Saved entries
►

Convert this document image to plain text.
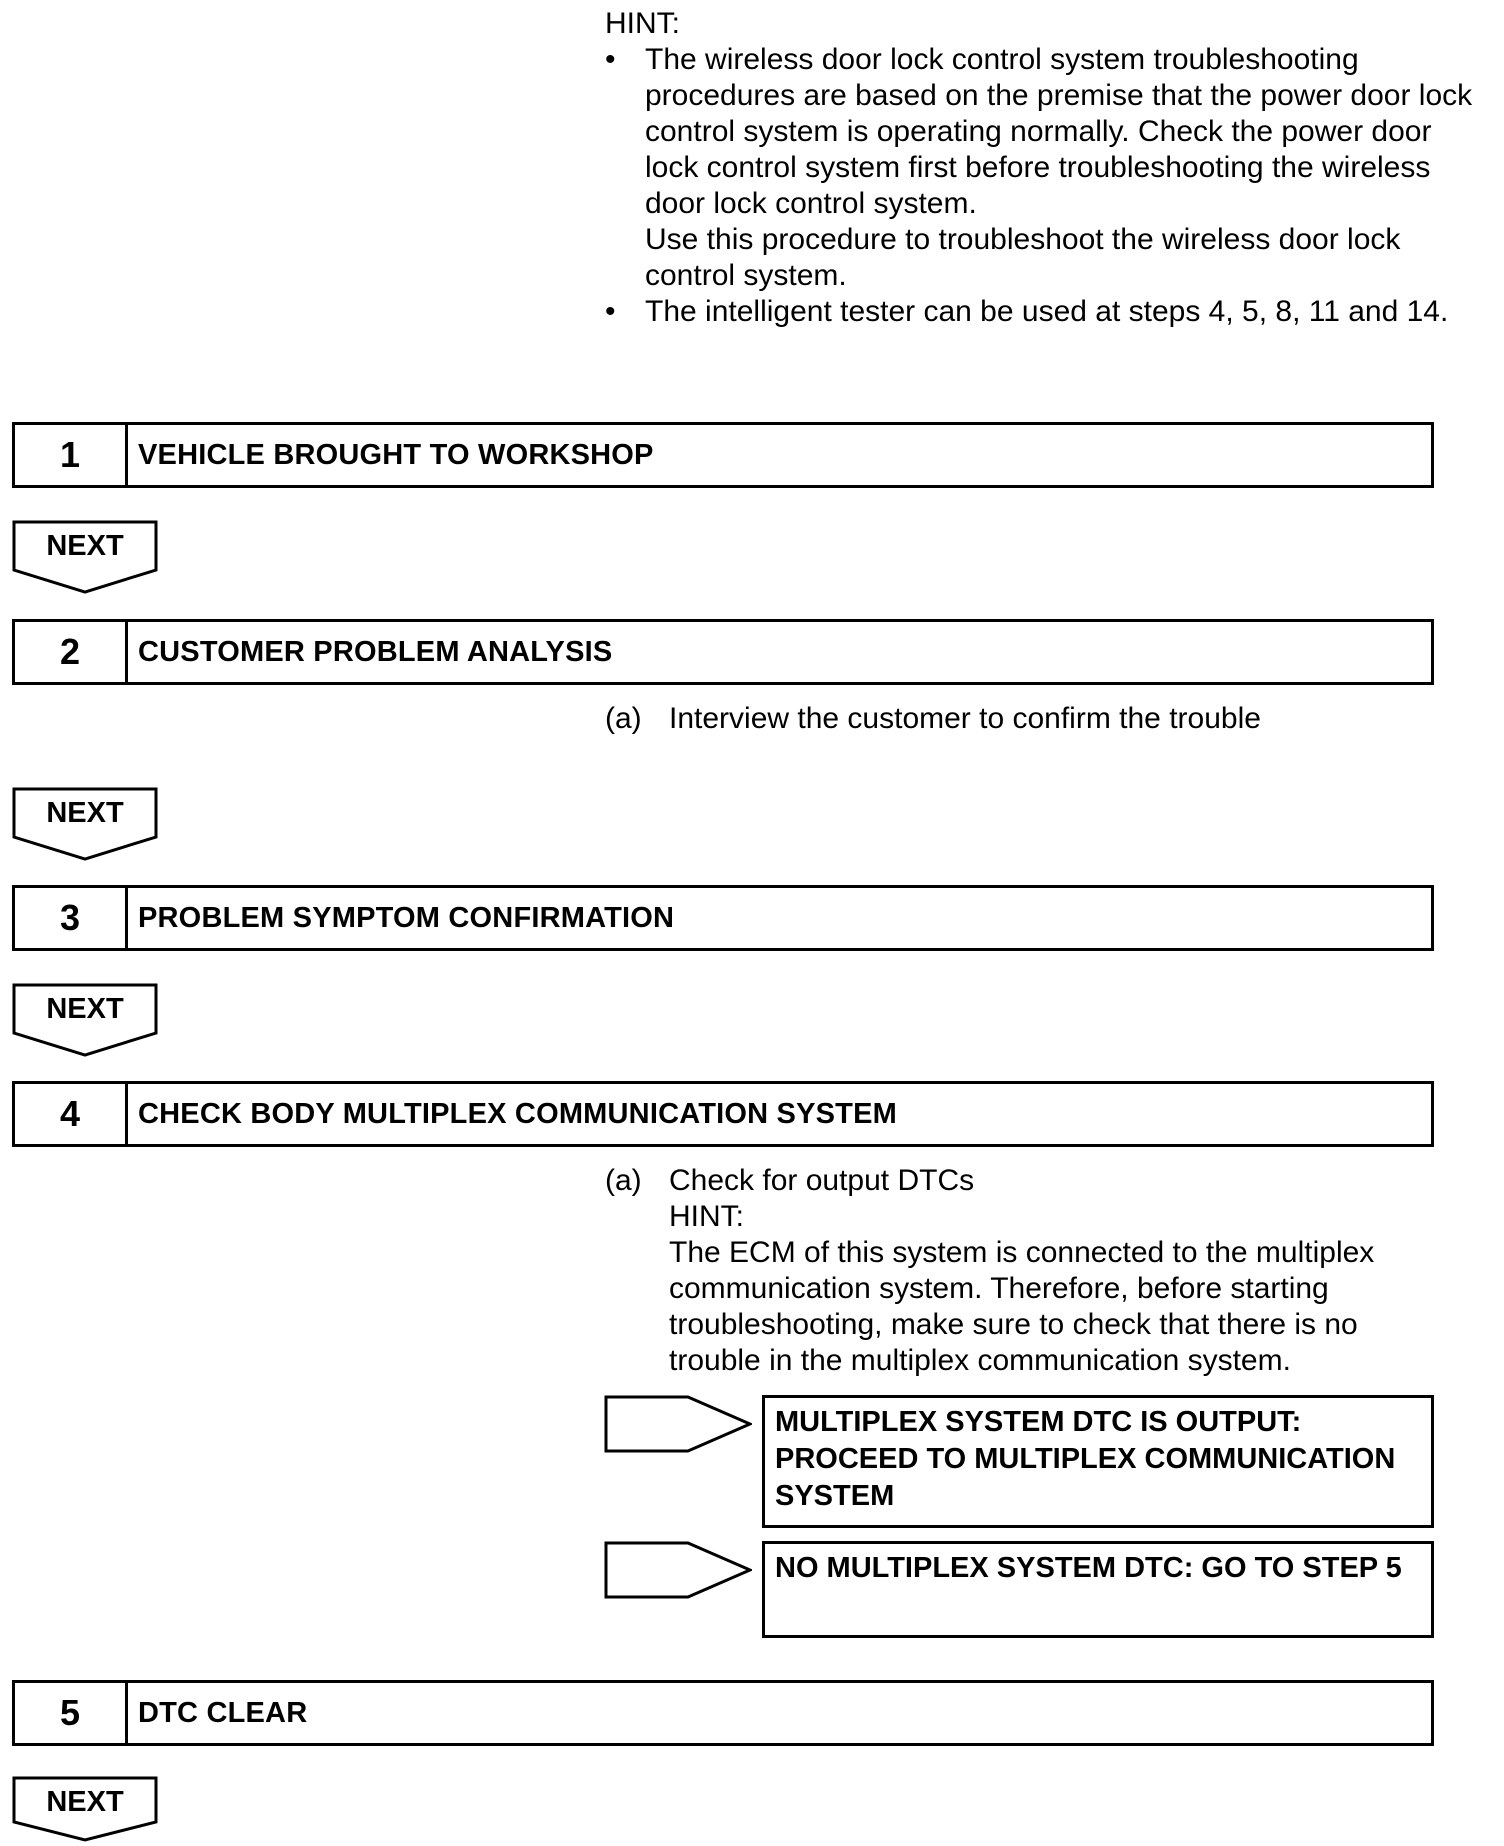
HINT:
• The wireless door lock control system troubleshooting procedures are based on the premise that the power door lock control system is operating normally. Check the power door lock control system first before troubleshooting the wireless door lock control system.
Use this procedure to troubleshoot the wireless door lock control system.
• The intelligent tester can be used at steps 4, 5, 8, 11 and 14.
1	VEHICLE BROUGHT TO WORKSHOP
NEXT
2	CUSTOMER PROBLEM ANALYSIS
(a) Interview the customer to confirm the trouble
NEXT
3	PROBLEM SYMPTOM CONFIRMATION
NEXT
4	CHECK BODY MULTIPLEX COMMUNICATION SYSTEM
(a) Check for output DTCs
HINT:
The ECM of this system is connected to the multiplex communication system. Therefore, before starting troubleshooting, make sure to check that there is no trouble in the multiplex communication system.
MULTIPLEX SYSTEM DTC IS OUTPUT: PROCEED TO MULTIPLEX COMMUNICATION SYSTEM
NO MULTIPLEX SYSTEM DTC: GO TO STEP 5
5	DTC CLEAR
NEXT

◄

> **Exercise goal**: Copy all the lines of data exactly as they appear, dropping any images.

> **Written answer**:
Convert this document image to plain text.
HINT:
• The wireless door lock control system troubleshooting procedures are based on the premise that the power door lock control system is operating normally. Check the power door lock control system first before troubleshooting the wireless door lock control system.
Use this procedure to troubleshoot the wireless door lock control system.
• The intelligent tester can be used at steps 4, 5, 8, 11 and 14.
1	VEHICLE BROUGHT TO WORKSHOP
NEXT
2	CUSTOMER PROBLEM ANALYSIS
(a) Interview the customer to confirm the trouble
NEXT
3	PROBLEM SYMPTOM CONFIRMATION
NEXT
4	CHECK BODY MULTIPLEX COMMUNICATION SYSTEM
(a) Check for output DTCs
HINT:
The ECM of this system is connected to the multiplex communication system. Therefore, before starting troubleshooting, make sure to check that there is no trouble in the multiplex communication system.
MULTIPLEX SYSTEM DTC IS OUTPUT: PROCEED TO MULTIPLEX COMMUNICATION SYSTEM
NO MULTIPLEX SYSTEM DTC: GO TO STEP 5
5	DTC CLEAR
NEXT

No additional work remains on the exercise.